▶ [Problem to solve]: Copy out each line of the material below with no changes.

[Items from a data source]
○ ○ ○ ○ ○ ○ ○

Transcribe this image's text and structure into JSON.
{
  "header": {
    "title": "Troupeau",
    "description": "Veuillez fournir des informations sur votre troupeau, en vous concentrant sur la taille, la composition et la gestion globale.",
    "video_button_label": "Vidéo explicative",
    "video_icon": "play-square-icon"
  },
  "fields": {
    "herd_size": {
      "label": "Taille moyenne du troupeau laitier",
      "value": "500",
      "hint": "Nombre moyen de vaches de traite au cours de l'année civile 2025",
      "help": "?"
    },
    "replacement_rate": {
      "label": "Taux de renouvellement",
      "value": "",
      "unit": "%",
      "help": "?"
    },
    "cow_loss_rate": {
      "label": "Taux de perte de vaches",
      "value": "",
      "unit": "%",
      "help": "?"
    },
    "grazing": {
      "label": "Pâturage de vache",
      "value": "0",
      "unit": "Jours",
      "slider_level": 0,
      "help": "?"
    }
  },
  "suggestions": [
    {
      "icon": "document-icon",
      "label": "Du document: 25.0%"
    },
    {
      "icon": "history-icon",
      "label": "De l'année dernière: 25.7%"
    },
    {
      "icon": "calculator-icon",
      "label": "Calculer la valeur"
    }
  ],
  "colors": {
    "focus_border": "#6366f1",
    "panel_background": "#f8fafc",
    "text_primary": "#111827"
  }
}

○ ○ ○ ○ ○ ○ ○

▶ [Reply to the exercise]:
Transcribe this image's text and structure into JSON.
{
  "header": {
    "title": "Troupeau",
    "description": "Veuillez fournir des informations sur votre troupeau, en vous concentrant sur la taille, la composition et la gestion globale.",
    "video_button_label": "Vidéo explicative",
    "video_icon": "play-square-icon"
  },
  "fields": {
    "herd_size": {
      "label": "Taille moyenne du troupeau laitier",
      "value": "500",
      "hint": "Nombre moyen de vaches de traite au cours de l'année civile 2025",
      "help": "?"
    },
    "replacement_rate": {
      "label": "Taux de renouvellement",
      "value": "",
      "unit": "%",
      "help": "?"
    },
    "cow_loss_rate": {
      "label": "Taux de perte de vaches",
      "value": "",
      "unit": "%",
      "help": "?"
    },
    "grazing": {
      "label": "Pâturage de vache",
      "value": "0",
      "unit": "Jours",
      "slider_level": 0,
      "help": "?"
    }
  },
  "suggestions": [
    {
      "icon": "document-icon",
      "label": "Du document: 25.0%"
    },
    {
      "icon": "history-icon",
      "label": "De l'année dernière: 25.7%"
    },
    {
      "icon": "calculator-icon",
      "label": "Calculer la valeur"
    }
  ],
  "colors": {
    "focus_border": "#6366f1",
    "panel_background": "#f8fafc",
    "text_primary": "#111827"
  }
}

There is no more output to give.